- What you are asked to do -
From the entries that follow, gather each line holding the word "传送带与地面倾角".

- Excerpted data -
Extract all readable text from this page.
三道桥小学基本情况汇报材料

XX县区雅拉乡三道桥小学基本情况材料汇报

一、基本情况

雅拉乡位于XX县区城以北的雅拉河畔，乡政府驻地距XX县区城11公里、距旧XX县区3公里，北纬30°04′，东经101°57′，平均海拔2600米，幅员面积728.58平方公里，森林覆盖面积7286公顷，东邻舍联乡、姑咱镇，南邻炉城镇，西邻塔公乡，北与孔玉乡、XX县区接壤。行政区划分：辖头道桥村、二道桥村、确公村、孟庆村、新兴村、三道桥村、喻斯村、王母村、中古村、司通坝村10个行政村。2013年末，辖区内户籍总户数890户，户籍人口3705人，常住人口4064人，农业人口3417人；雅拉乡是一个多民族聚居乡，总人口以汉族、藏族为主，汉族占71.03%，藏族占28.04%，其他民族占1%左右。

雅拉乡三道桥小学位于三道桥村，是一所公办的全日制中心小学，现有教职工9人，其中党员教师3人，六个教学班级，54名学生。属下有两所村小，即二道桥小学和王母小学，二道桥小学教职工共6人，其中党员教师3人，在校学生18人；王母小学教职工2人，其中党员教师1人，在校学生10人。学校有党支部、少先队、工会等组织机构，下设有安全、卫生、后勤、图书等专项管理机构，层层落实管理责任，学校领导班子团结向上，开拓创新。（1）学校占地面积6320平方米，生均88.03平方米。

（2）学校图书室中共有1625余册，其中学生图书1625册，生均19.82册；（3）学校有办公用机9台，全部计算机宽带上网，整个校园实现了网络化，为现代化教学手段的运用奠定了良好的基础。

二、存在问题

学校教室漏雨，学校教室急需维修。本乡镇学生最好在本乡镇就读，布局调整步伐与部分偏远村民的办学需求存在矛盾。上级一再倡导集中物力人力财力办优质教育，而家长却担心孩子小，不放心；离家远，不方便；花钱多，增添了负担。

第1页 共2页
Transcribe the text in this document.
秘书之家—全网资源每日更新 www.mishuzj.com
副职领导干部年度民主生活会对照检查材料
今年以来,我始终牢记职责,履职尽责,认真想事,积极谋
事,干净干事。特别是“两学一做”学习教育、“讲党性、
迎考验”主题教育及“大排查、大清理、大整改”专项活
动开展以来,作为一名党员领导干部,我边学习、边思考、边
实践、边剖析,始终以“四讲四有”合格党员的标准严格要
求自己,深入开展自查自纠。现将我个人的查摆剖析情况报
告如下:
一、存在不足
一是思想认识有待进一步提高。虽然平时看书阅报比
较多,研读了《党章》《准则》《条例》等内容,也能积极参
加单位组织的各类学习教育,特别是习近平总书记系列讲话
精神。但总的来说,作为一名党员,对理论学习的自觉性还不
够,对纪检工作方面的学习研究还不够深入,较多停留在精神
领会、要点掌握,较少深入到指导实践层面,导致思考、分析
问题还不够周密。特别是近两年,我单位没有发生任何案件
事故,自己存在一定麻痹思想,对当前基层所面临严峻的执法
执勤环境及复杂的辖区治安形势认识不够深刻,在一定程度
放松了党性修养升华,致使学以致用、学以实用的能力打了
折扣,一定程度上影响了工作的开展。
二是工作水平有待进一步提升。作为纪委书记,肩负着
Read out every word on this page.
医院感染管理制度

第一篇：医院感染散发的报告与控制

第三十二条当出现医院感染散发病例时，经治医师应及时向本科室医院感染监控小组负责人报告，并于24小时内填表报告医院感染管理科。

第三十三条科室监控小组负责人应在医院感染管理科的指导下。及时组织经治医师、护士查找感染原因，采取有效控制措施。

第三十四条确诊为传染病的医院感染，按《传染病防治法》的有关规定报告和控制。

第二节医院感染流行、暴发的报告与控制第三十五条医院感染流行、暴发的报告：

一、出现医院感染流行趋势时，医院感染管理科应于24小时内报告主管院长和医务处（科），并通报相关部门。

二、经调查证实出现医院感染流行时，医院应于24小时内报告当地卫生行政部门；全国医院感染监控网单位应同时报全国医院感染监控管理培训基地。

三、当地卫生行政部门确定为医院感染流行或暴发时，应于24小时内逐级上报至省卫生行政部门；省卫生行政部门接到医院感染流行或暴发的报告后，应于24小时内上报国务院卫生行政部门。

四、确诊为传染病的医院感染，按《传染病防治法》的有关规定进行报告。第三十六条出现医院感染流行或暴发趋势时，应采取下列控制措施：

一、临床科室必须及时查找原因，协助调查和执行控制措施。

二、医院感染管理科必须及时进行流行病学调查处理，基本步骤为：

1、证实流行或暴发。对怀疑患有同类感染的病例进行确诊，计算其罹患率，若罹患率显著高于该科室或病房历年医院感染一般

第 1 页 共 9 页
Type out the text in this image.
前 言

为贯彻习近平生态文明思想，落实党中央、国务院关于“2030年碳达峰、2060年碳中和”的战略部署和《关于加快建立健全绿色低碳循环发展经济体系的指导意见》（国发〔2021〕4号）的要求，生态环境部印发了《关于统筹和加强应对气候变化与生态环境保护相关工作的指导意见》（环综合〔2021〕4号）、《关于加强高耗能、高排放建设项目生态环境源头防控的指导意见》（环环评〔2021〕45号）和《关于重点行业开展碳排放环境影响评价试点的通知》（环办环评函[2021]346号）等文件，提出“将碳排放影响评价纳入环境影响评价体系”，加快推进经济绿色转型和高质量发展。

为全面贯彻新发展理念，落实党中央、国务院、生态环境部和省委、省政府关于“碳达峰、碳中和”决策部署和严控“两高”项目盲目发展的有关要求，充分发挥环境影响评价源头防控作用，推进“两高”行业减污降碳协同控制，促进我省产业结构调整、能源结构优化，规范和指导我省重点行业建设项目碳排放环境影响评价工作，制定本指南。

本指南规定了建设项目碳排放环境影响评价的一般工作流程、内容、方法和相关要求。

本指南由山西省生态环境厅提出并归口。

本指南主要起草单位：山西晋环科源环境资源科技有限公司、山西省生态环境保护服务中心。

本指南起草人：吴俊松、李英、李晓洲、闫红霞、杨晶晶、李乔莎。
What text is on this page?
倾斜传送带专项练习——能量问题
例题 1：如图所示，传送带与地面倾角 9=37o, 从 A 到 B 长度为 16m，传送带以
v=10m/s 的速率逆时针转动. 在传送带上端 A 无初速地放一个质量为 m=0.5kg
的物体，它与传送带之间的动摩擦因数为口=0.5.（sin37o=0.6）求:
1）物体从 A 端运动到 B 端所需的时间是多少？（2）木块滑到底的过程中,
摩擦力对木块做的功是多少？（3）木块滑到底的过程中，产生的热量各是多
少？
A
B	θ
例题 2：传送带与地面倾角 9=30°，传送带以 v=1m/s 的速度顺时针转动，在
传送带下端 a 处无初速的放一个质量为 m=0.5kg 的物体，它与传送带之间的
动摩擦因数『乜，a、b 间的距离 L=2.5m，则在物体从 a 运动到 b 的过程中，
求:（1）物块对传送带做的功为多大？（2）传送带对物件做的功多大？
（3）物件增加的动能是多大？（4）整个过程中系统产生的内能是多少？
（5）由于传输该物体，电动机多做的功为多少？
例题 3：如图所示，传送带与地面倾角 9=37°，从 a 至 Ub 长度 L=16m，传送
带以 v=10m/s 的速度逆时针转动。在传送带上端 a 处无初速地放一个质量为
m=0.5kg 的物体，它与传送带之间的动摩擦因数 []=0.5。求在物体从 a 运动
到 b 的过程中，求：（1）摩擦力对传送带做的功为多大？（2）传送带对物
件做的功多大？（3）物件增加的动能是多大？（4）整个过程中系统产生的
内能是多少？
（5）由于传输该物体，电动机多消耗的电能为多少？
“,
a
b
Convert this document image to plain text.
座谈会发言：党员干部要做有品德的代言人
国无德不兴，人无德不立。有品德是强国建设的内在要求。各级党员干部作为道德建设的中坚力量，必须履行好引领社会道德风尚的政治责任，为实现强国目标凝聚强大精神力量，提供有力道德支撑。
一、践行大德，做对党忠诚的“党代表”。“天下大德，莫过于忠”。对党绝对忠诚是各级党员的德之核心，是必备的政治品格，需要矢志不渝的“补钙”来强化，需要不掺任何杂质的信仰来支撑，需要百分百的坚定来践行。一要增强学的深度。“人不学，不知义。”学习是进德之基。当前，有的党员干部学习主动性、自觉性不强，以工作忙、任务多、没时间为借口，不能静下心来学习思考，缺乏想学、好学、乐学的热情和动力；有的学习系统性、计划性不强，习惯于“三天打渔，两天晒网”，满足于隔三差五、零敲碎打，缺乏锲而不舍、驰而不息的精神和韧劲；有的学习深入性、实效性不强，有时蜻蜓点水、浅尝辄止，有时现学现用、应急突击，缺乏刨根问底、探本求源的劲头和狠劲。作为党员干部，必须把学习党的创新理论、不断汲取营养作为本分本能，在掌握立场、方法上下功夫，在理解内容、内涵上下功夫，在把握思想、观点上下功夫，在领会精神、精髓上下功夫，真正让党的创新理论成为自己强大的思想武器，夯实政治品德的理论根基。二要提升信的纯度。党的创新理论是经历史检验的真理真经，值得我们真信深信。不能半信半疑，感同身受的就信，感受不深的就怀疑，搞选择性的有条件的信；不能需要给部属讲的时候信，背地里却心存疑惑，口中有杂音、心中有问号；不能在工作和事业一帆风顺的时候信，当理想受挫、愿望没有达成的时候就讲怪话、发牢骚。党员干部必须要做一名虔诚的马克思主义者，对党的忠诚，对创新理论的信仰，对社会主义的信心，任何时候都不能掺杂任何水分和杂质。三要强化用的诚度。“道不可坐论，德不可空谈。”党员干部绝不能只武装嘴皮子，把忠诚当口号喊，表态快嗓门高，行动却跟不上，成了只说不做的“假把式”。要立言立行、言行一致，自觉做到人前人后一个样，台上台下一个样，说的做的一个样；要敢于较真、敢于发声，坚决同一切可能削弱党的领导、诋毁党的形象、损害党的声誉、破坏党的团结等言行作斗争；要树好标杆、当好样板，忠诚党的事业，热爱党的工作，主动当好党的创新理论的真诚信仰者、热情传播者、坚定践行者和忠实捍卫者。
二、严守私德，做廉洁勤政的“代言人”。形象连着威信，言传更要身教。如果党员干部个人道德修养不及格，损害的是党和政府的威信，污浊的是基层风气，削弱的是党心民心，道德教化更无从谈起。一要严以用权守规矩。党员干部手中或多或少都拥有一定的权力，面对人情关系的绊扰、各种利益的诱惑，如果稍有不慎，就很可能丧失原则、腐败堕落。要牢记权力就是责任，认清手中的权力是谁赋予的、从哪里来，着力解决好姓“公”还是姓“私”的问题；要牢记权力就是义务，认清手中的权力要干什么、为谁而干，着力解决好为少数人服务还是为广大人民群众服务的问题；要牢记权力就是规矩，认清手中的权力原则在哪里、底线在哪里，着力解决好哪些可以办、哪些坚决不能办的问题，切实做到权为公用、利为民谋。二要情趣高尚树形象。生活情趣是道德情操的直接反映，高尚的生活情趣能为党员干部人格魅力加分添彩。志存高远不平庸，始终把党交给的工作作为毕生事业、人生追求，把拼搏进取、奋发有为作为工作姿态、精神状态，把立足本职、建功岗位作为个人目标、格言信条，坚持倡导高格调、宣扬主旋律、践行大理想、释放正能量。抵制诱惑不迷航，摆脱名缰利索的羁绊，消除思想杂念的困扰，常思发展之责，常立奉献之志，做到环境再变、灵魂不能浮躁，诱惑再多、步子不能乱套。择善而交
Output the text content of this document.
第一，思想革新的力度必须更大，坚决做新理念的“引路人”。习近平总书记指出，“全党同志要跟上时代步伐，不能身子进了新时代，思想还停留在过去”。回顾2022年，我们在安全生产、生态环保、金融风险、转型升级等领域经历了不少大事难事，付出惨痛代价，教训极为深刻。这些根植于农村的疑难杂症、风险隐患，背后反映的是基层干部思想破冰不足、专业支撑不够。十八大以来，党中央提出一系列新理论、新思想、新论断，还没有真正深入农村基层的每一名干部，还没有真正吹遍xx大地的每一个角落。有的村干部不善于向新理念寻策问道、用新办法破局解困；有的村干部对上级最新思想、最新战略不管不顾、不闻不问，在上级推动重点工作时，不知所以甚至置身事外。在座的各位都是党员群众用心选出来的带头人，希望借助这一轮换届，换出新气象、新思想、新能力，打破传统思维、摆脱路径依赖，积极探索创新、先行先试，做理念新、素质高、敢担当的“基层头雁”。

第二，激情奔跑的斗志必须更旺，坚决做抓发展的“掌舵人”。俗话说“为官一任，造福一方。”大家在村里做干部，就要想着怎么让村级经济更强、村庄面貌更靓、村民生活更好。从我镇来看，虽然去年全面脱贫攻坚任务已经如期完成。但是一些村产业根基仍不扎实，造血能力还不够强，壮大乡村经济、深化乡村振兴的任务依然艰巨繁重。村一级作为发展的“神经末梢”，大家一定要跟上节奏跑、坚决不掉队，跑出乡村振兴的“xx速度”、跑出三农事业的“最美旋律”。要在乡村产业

- Problem solution -
例题 1：如图所示，传送带与地面倾角 9=37o, 从 A 到 B 长度为 16m，传送带以
例题 2：传送带与地面倾角 9=30°，传送带以 v=1m/s 的速度顺时针转动，在
例题 3：如图所示，传送带与地面倾角 9=37°，从 a 至 Ub 长度 L=16m，传送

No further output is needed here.